**Do this:**
Return each line of the listing that contains the string "name".

**Input for this task:**
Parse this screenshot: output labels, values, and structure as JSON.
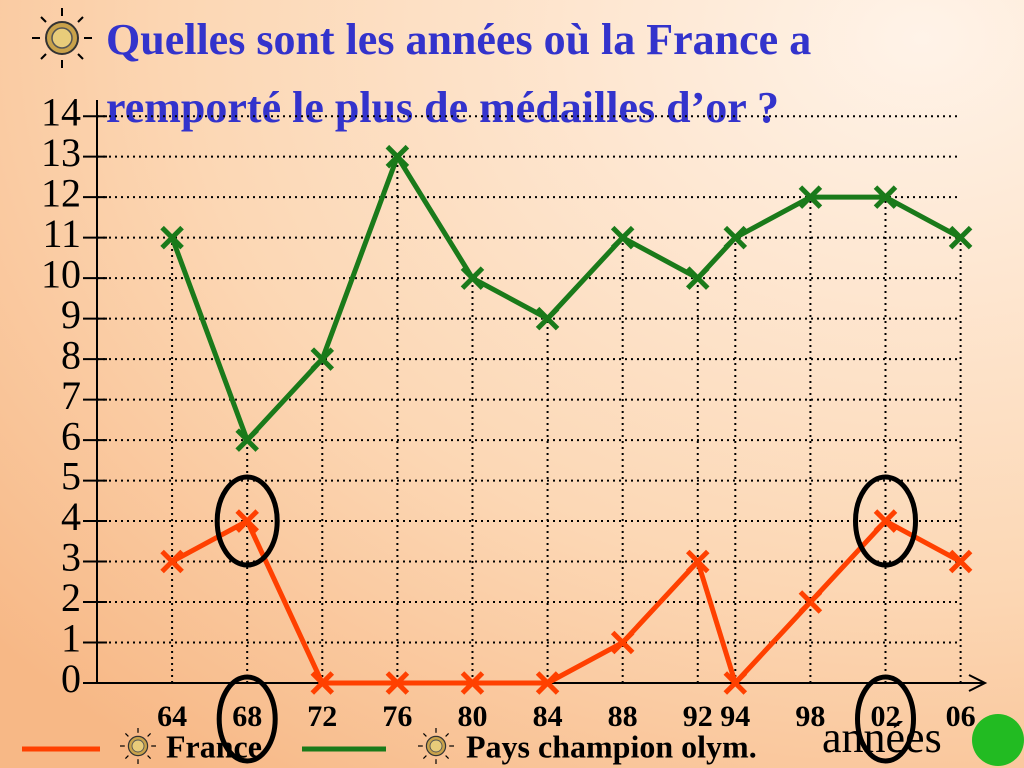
{
  "chart_data": {
    "type": "line",
    "title": "Quelles sont les années où la France a remporté le plus de médailles d’or ?",
    "x_label": "années",
    "x": [
      1964,
      1968,
      1972,
      1976,
      1980,
      1984,
      1988,
      1992,
      1994,
      1998,
      2002,
      2006
    ],
    "series": [
      {
        "name": "France",
        "color": "#ff4000",
        "values": [
          3,
          4,
          0,
          0,
          0,
          0,
          1,
          3,
          0,
          2,
          4,
          3
        ]
      },
      {
        "name": "Pays champion olym.",
        "color": "#1a7a1a",
        "values": [
          11,
          6,
          8,
          13,
          10,
          9,
          11,
          10,
          11,
          12,
          12,
          11
        ]
      }
    ],
    "xlim": [
      1960,
      2007.3
    ],
    "xticks": [
      {
        "value": 1964,
        "label": "64"
      },
      {
        "value": 1968,
        "label": "68"
      },
      {
        "value": 1972,
        "label": "72"
      },
      {
        "value": 1976,
        "label": "76"
      },
      {
        "value": 1980,
        "label": "80"
      },
      {
        "value": 1984,
        "label": "84"
      },
      {
        "value": 1988,
        "label": "88"
      },
      {
        "value": 1992,
        "label": "92"
      },
      {
        "value": 1994,
        "label": "94"
      },
      {
        "value": 1998,
        "label": "98"
      },
      {
        "value": 2002,
        "label": "02"
      },
      {
        "value": 2006,
        "label": "06"
      }
    ],
    "ylim": [
      0,
      14.4
    ],
    "yticks": [
      0,
      1,
      2,
      3,
      4,
      5,
      6,
      7,
      8,
      9,
      10,
      11,
      12,
      13,
      14
    ],
    "grid": true
  }
}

**Answer to the exercise:**
        "name": "France",
        "name": "Pays champion olym.",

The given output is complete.